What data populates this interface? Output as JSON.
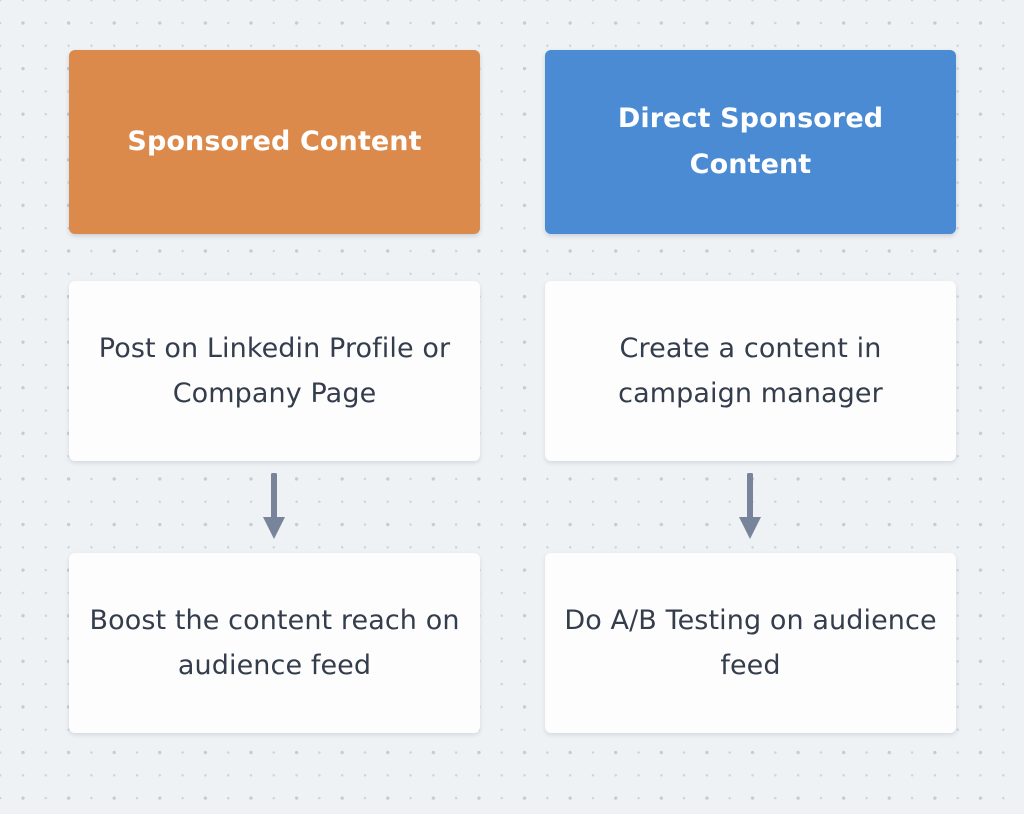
{
  "diagram": {
    "type": "two-column-flowchart",
    "background_color": "#eff2f5",
    "grid_dot_color": "#ccd3de",
    "columns": [
      {
        "id": "sponsored-content",
        "header": {
          "label": "Sponsored Content",
          "background_color": "#dc8a4b",
          "text_color": "#ffffff"
        },
        "steps": [
          {
            "label": "Post on Linkedin Profile or Company Page",
            "background_color": "#fdfdfd",
            "text_color": "#343d4c"
          },
          {
            "label": "Boost the content reach on audience feed",
            "background_color": "#fdfdfd",
            "text_color": "#343d4c"
          }
        ],
        "connector": {
          "icon": "arrow-down-icon",
          "color": "#78849a"
        }
      },
      {
        "id": "direct-sponsored-content",
        "header": {
          "label": "Direct Sponsored Content",
          "background_color": "#4a8bd4",
          "text_color": "#ffffff"
        },
        "steps": [
          {
            "label": "Create a content in campaign manager",
            "background_color": "#fdfdfd",
            "text_color": "#343d4c"
          },
          {
            "label": "Do A/B Testing on audience feed",
            "background_color": "#fdfdfd",
            "text_color": "#343d4c"
          }
        ],
        "connector": {
          "icon": "arrow-down-icon",
          "color": "#78849a"
        }
      }
    ]
  }
}
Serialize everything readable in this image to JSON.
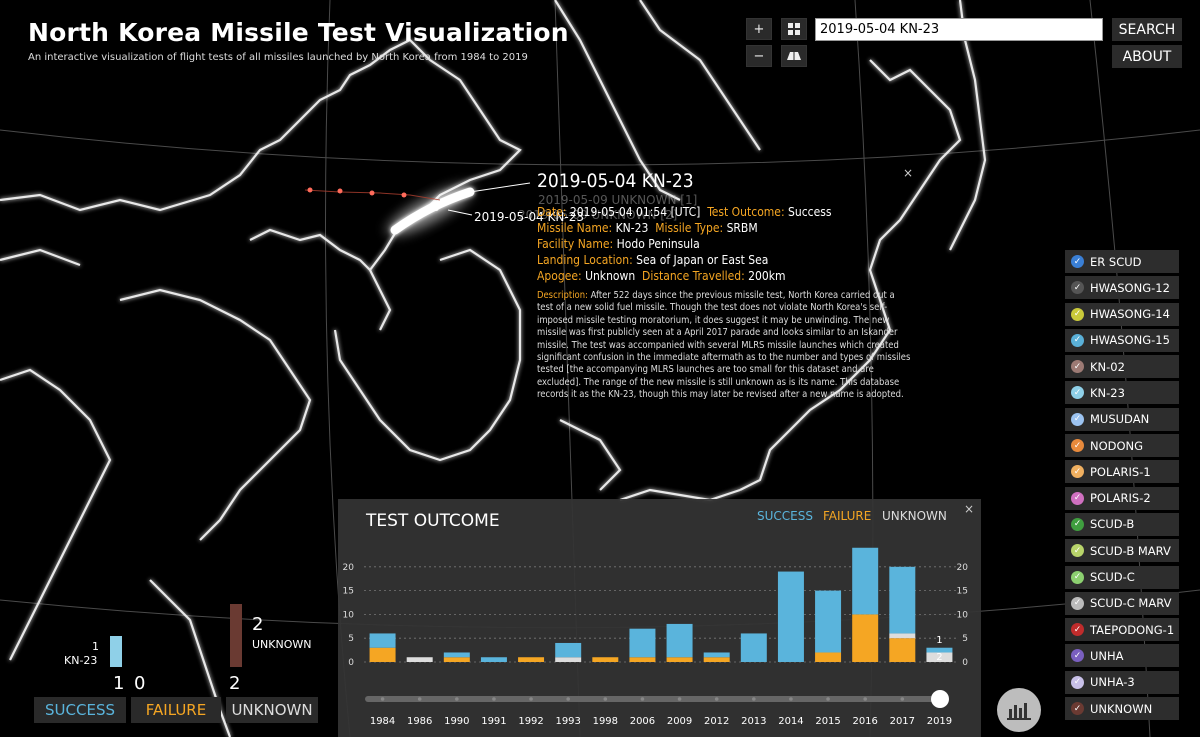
{
  "app": {
    "title": "North Korea Missile Test Visualization",
    "subtitle": "An interactive visualization of flight tests of all missiles launched by North Korea from 1984 to 2019"
  },
  "controls": {
    "zoom_in": "+",
    "zoom_out": "−",
    "search_value": "2019-05-04 KN-23",
    "search_button": "SEARCH",
    "about_button": "ABOUT"
  },
  "map_labels": {
    "launch_point": "2019-05-04 KN-23",
    "ghost_1": "2019-05-09 UNKNOWN [1]",
    "ghost_2": "2019-05-09 UNKNOWN [2]"
  },
  "info": {
    "title": "2019-05-04 KN-23",
    "date_label": "Date:",
    "date": "2019-05-04 01:54 [UTC]",
    "outcome_label": "Test Outcome:",
    "outcome": "Success",
    "name_label": "Missile Name:",
    "name": "KN-23",
    "type_label": "Missile Type:",
    "type": "SRBM",
    "facility_label": "Facility Name:",
    "facility": "Hodo Peninsula",
    "landing_label": "Landing Location:",
    "landing": "Sea of Japan or East Sea",
    "apogee_label": "Apogee:",
    "apogee": "Unknown",
    "distance_label": "Distance Travelled:",
    "distance": "200km",
    "description_label": "Description:",
    "description": "After 522 days since the previous missile test, North Korea carried out a test of a new solid fuel missile. Though the test does not violate North Korea's self-imposed missile testing moratorium, it does suggest it may be unwinding. The new missile was first publicly seen at a April 2017 parade and looks similar to an Iskander missile. The test was accompanied with several MLRS missile launches which created significant confusion in the immediate aftermath as to the number and types of missiles tested [the accompanying MLRS launches are too small for this dataset and are excluded]. The range of the new missile is still unknown as is its name. This database records it as the KN-23, though this may later be revised after a new name is adopted.",
    "close": "×"
  },
  "legend": [
    {
      "label": "ER SCUD",
      "color": "#3a7fd5"
    },
    {
      "label": "HWASONG-12",
      "color": "#555555"
    },
    {
      "label": "HWASONG-14",
      "color": "#c9c93a"
    },
    {
      "label": "HWASONG-15",
      "color": "#5ab0d8"
    },
    {
      "label": "KN-02",
      "color": "#9c7a74"
    },
    {
      "label": "KN-23",
      "color": "#8fd0e8"
    },
    {
      "label": "MUSUDAN",
      "color": "#9cc3f0"
    },
    {
      "label": "NODONG",
      "color": "#e88a3c"
    },
    {
      "label": "POLARIS-1",
      "color": "#f0b060"
    },
    {
      "label": "POLARIS-2",
      "color": "#d070c0"
    },
    {
      "label": "SCUD-B",
      "color": "#3f9e3f"
    },
    {
      "label": "SCUD-B MARV",
      "color": "#b8d46a"
    },
    {
      "label": "SCUD-C",
      "color": "#8cd070"
    },
    {
      "label": "SCUD-C MARV",
      "color": "#bbbbbb"
    },
    {
      "label": "TAEPODONG-1",
      "color": "#c02c2c"
    },
    {
      "label": "UNHA",
      "color": "#7a5fc0"
    },
    {
      "label": "UNHA-3",
      "color": "#c8c0e8"
    },
    {
      "label": "UNKNOWN",
      "color": "#6a3a32"
    }
  ],
  "chart_data": {
    "type": "bar",
    "title": "TEST OUTCOME",
    "legend": [
      "SUCCESS",
      "FAILURE",
      "UNKNOWN"
    ],
    "colors": {
      "success": "#5ab4dc",
      "failure": "#f5a623",
      "unknown": "#dddddd"
    },
    "categories": [
      "1984",
      "1986",
      "1990",
      "1991",
      "1992",
      "1993",
      "1998",
      "2006",
      "2009",
      "2012",
      "2013",
      "2014",
      "2015",
      "2016",
      "2017",
      "2019"
    ],
    "series": [
      {
        "name": "SUCCESS",
        "values": [
          3,
          0,
          1,
          1,
          0,
          3,
          0,
          6,
          7,
          1,
          6,
          19,
          13,
          14,
          14,
          1
        ]
      },
      {
        "name": "FAILURE",
        "values": [
          3,
          0,
          1,
          0,
          1,
          0,
          1,
          1,
          1,
          1,
          0,
          0,
          2,
          10,
          5,
          0
        ]
      },
      {
        "name": "UNKNOWN",
        "values": [
          0,
          1,
          0,
          0,
          0,
          1,
          0,
          0,
          0,
          0,
          0,
          0,
          0,
          0,
          1,
          2
        ]
      }
    ],
    "yticks": [
      0,
      5,
      10,
      15,
      20
    ],
    "ylim": [
      0,
      25
    ],
    "bar_labels": {
      "2019": [
        "1",
        "2"
      ]
    },
    "grid": true,
    "slider_value": "2019"
  },
  "stats": {
    "kn23_count": "1",
    "kn23_label": "KN-23",
    "unknown_count": "2",
    "unknown_label": "UNKNOWN",
    "success_total": "1",
    "failure_total": "0",
    "unknown_total": "2",
    "success_label": "SUCCESS",
    "failure_label": "FAILURE",
    "unknown_btn_label": "UNKNOWN"
  },
  "close_chart": "×"
}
•••
Problem. Reproduce the full listing faithfully, but do not carry over any pictures.

Output for this task.
What data populates this interface? Output as JSON.
{
  "diagram": {
    "type": "two-column-flowchart",
    "background_color": "#eff2f5",
    "grid_dot_color": "#ccd3de",
    "columns": [
      {
        "id": "sponsored-content",
        "header": {
          "label": "Sponsored Content",
          "background_color": "#dc8a4b",
          "text_color": "#ffffff"
        },
        "steps": [
          {
            "label": "Post on Linkedin Profile or Company Page",
            "background_color": "#fdfdfd",
            "text_color": "#343d4c"
          },
          {
            "label": "Boost the content reach on audience feed",
            "background_color": "#fdfdfd",
            "text_color": "#343d4c"
          }
        ],
        "connector": {
          "icon": "arrow-down-icon",
          "color": "#78849a"
        }
      },
      {
        "id": "direct-sponsored-content",
        "header": {
          "label": "Direct Sponsored Content",
          "background_color": "#4a8bd4",
          "text_color": "#ffffff"
        },
        "steps": [
          {
            "label": "Create a content in campaign manager",
            "background_color": "#fdfdfd",
            "text_color": "#343d4c"
          },
          {
            "label": "Do A/B Testing on audience feed",
            "background_color": "#fdfdfd",
            "text_color": "#343d4c"
          }
        ],
        "connector": {
          "icon": "arrow-down-icon",
          "color": "#78849a"
        }
      }
    ]
  }
}
Serialize everything readable in this image to JSON.
{
  "app": {
    "title": "North Korea Missile Test Visualization",
    "subtitle": "An interactive visualization of flight tests of all missiles launched by North Korea from 1984 to 2019"
  },
  "controls": {
    "zoom_in": "+",
    "zoom_out": "−",
    "search_value": "2019-05-04 KN-23",
    "search_button": "SEARCH",
    "about_button": "ABOUT"
  },
  "map_labels": {
    "launch_point": "2019-05-04 KN-23",
    "ghost_1": "2019-05-09 UNKNOWN [1]",
    "ghost_2": "2019-05-09 UNKNOWN [2]"
  },
  "info": {
    "title": "2019-05-04 KN-23",
    "date_label": "Date:",
    "date": "2019-05-04 01:54 [UTC]",
    "outcome_label": "Test Outcome:",
    "outcome": "Success",
    "name_label": "Missile Name:",
    "name": "KN-23",
    "type_label": "Missile Type:",
    "type": "SRBM",
    "facility_label": "Facility Name:",
    "facility": "Hodo Peninsula",
    "landing_label": "Landing Location:",
    "landing": "Sea of Japan or East Sea",
    "apogee_label": "Apogee:",
    "apogee": "Unknown",
    "distance_label": "Distance Travelled:",
    "distance": "200km",
    "description_label": "Description:",
    "description": "After 522 days since the previous missile test, North Korea carried out a test of a new solid fuel missile. Though the test does not violate North Korea's self-imposed missile testing moratorium, it does suggest it may be unwinding. The new missile was first publicly seen at a April 2017 parade and looks similar to an Iskander missile. The test was accompanied with several MLRS missile launches which created significant confusion in the immediate aftermath as to the number and types of missiles tested [the accompanying MLRS launches are too small for this dataset and are excluded]. The range of the new missile is still unknown as is its name. This database records it as the KN-23, though this may later be revised after a new name is adopted.",
    "close": "×"
  },
  "legend": [
    {
      "label": "ER SCUD",
      "color": "#3a7fd5"
    },
    {
      "label": "HWASONG-12",
      "color": "#555555"
    },
    {
      "label": "HWASONG-14",
      "color": "#c9c93a"
    },
    {
      "label": "HWASONG-15",
      "color": "#5ab0d8"
    },
    {
      "label": "KN-02",
      "color": "#9c7a74"
    },
    {
      "label": "KN-23",
      "color": "#8fd0e8"
    },
    {
      "label": "MUSUDAN",
      "color": "#9cc3f0"
    },
    {
      "label": "NODONG",
      "color": "#e88a3c"
    },
    {
      "label": "POLARIS-1",
      "color": "#f0b060"
    },
    {
      "label": "POLARIS-2",
      "color": "#d070c0"
    },
    {
      "label": "SCUD-B",
      "color": "#3f9e3f"
    },
    {
      "label": "SCUD-B MARV",
      "color": "#b8d46a"
    },
    {
      "label": "SCUD-C",
      "color": "#8cd070"
    },
    {
      "label": "SCUD-C MARV",
      "color": "#bbbbbb"
    },
    {
      "label": "TAEPODONG-1",
      "color": "#c02c2c"
    },
    {
      "label": "UNHA",
      "color": "#7a5fc0"
    },
    {
      "label": "UNHA-3",
      "color": "#c8c0e8"
    },
    {
      "label": "UNKNOWN",
      "color": "#6a3a32"
    }
  ],
  "chart_data": {
    "type": "bar",
    "title": "TEST OUTCOME",
    "legend": [
      "SUCCESS",
      "FAILURE",
      "UNKNOWN"
    ],
    "colors": {
      "success": "#5ab4dc",
      "failure": "#f5a623",
      "unknown": "#dddddd"
    },
    "categories": [
      "1984",
      "1986",
      "1990",
      "1991",
      "1992",
      "1993",
      "1998",
      "2006",
      "2009",
      "2012",
      "2013",
      "2014",
      "2015",
      "2016",
      "2017",
      "2019"
    ],
    "series": [
      {
        "name": "SUCCESS",
        "values": [
          3,
          0,
          1,
          1,
          0,
          3,
          0,
          6,
          7,
          1,
          6,
          19,
          13,
          14,
          14,
          1
        ]
      },
      {
        "name": "FAILURE",
        "values": [
          3,
          0,
          1,
          0,
          1,
          0,
          1,
          1,
          1,
          1,
          0,
          0,
          2,
          10,
          5,
          0
        ]
      },
      {
        "name": "UNKNOWN",
        "values": [
          0,
          1,
          0,
          0,
          0,
          1,
          0,
          0,
          0,
          0,
          0,
          0,
          0,
          0,
          1,
          2
        ]
      }
    ],
    "yticks": [
      0,
      5,
      10,
      15,
      20
    ],
    "ylim": [
      0,
      25
    ],
    "bar_labels": {
      "2019": [
        "1",
        "2"
      ]
    },
    "grid": true,
    "slider_value": "2019"
  },
  "stats": {
    "kn23_count": "1",
    "kn23_label": "KN-23",
    "unknown_count": "2",
    "unknown_label": "UNKNOWN",
    "success_total": "1",
    "failure_total": "0",
    "unknown_total": "2",
    "success_label": "SUCCESS",
    "failure_label": "FAILURE",
    "unknown_btn_label": "UNKNOWN"
  },
  "close_chart": "×"
}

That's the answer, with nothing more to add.